» **Task brief**
Each line below should be retyped exactly, with no pictures.

» **Material provided**
■ ■ ■ ■

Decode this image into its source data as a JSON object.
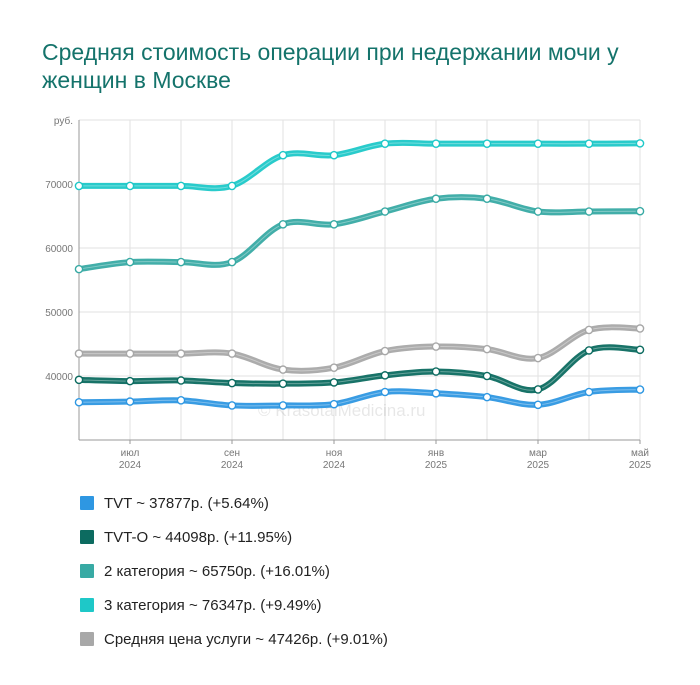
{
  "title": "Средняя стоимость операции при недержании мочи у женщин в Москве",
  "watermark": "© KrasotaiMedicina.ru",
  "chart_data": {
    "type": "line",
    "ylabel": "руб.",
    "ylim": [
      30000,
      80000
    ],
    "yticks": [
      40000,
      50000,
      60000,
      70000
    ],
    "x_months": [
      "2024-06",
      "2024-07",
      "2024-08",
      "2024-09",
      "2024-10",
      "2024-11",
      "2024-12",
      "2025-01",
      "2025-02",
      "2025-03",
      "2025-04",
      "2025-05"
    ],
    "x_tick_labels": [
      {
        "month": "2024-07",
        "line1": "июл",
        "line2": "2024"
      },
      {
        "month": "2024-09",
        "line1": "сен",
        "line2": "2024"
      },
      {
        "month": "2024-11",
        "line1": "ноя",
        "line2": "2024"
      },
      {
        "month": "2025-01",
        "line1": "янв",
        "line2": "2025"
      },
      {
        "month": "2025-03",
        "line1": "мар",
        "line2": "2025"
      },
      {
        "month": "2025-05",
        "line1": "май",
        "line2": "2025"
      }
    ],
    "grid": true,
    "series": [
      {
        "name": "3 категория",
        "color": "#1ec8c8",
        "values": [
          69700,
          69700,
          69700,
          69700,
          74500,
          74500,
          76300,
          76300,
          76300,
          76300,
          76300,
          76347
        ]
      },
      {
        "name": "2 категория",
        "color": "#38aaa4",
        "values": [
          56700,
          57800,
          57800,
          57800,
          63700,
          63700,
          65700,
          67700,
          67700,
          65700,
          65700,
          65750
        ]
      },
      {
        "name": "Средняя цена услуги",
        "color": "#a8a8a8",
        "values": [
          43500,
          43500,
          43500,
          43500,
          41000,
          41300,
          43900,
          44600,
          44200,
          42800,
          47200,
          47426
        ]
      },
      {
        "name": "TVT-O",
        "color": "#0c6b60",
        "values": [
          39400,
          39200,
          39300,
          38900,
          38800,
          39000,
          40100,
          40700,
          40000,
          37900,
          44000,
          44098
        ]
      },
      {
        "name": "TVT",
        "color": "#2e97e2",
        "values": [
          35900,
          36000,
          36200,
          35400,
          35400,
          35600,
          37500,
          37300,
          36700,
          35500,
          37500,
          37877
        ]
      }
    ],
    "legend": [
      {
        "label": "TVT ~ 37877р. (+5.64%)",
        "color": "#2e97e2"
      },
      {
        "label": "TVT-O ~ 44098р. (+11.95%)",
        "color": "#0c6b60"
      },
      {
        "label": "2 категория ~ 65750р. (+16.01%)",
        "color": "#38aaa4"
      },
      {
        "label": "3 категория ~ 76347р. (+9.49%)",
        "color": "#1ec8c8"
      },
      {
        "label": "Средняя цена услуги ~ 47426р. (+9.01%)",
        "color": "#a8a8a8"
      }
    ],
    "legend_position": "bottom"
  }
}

■ ■ ■ ■

» **Output of the task**
Decode this image into its source data as a JSON object.
{
  "title": "Средняя стоимость операции при недержании мочи у женщин в Москве",
  "watermark": "© KrasotaiMedicina.ru",
  "chart_data": {
    "type": "line",
    "ylabel": "руб.",
    "ylim": [
      30000,
      80000
    ],
    "yticks": [
      40000,
      50000,
      60000,
      70000
    ],
    "x_months": [
      "2024-06",
      "2024-07",
      "2024-08",
      "2024-09",
      "2024-10",
      "2024-11",
      "2024-12",
      "2025-01",
      "2025-02",
      "2025-03",
      "2025-04",
      "2025-05"
    ],
    "x_tick_labels": [
      {
        "month": "2024-07",
        "line1": "июл",
        "line2": "2024"
      },
      {
        "month": "2024-09",
        "line1": "сен",
        "line2": "2024"
      },
      {
        "month": "2024-11",
        "line1": "ноя",
        "line2": "2024"
      },
      {
        "month": "2025-01",
        "line1": "янв",
        "line2": "2025"
      },
      {
        "month": "2025-03",
        "line1": "мар",
        "line2": "2025"
      },
      {
        "month": "2025-05",
        "line1": "май",
        "line2": "2025"
      }
    ],
    "grid": true,
    "series": [
      {
        "name": "3 категория",
        "color": "#1ec8c8",
        "values": [
          69700,
          69700,
          69700,
          69700,
          74500,
          74500,
          76300,
          76300,
          76300,
          76300,
          76300,
          76347
        ]
      },
      {
        "name": "2 категория",
        "color": "#38aaa4",
        "values": [
          56700,
          57800,
          57800,
          57800,
          63700,
          63700,
          65700,
          67700,
          67700,
          65700,
          65700,
          65750
        ]
      },
      {
        "name": "Средняя цена услуги",
        "color": "#a8a8a8",
        "values": [
          43500,
          43500,
          43500,
          43500,
          41000,
          41300,
          43900,
          44600,
          44200,
          42800,
          47200,
          47426
        ]
      },
      {
        "name": "TVT-O",
        "color": "#0c6b60",
        "values": [
          39400,
          39200,
          39300,
          38900,
          38800,
          39000,
          40100,
          40700,
          40000,
          37900,
          44000,
          44098
        ]
      },
      {
        "name": "TVT",
        "color": "#2e97e2",
        "values": [
          35900,
          36000,
          36200,
          35400,
          35400,
          35600,
          37500,
          37300,
          36700,
          35500,
          37500,
          37877
        ]
      }
    ],
    "legend": [
      {
        "label": "TVT ~ 37877р. (+5.64%)",
        "color": "#2e97e2"
      },
      {
        "label": "TVT-O ~ 44098р. (+11.95%)",
        "color": "#0c6b60"
      },
      {
        "label": "2 категория ~ 65750р. (+16.01%)",
        "color": "#38aaa4"
      },
      {
        "label": "3 категория ~ 76347р. (+9.49%)",
        "color": "#1ec8c8"
      },
      {
        "label": "Средняя цена услуги ~ 47426р. (+9.01%)",
        "color": "#a8a8a8"
      }
    ],
    "legend_position": "bottom"
  }
}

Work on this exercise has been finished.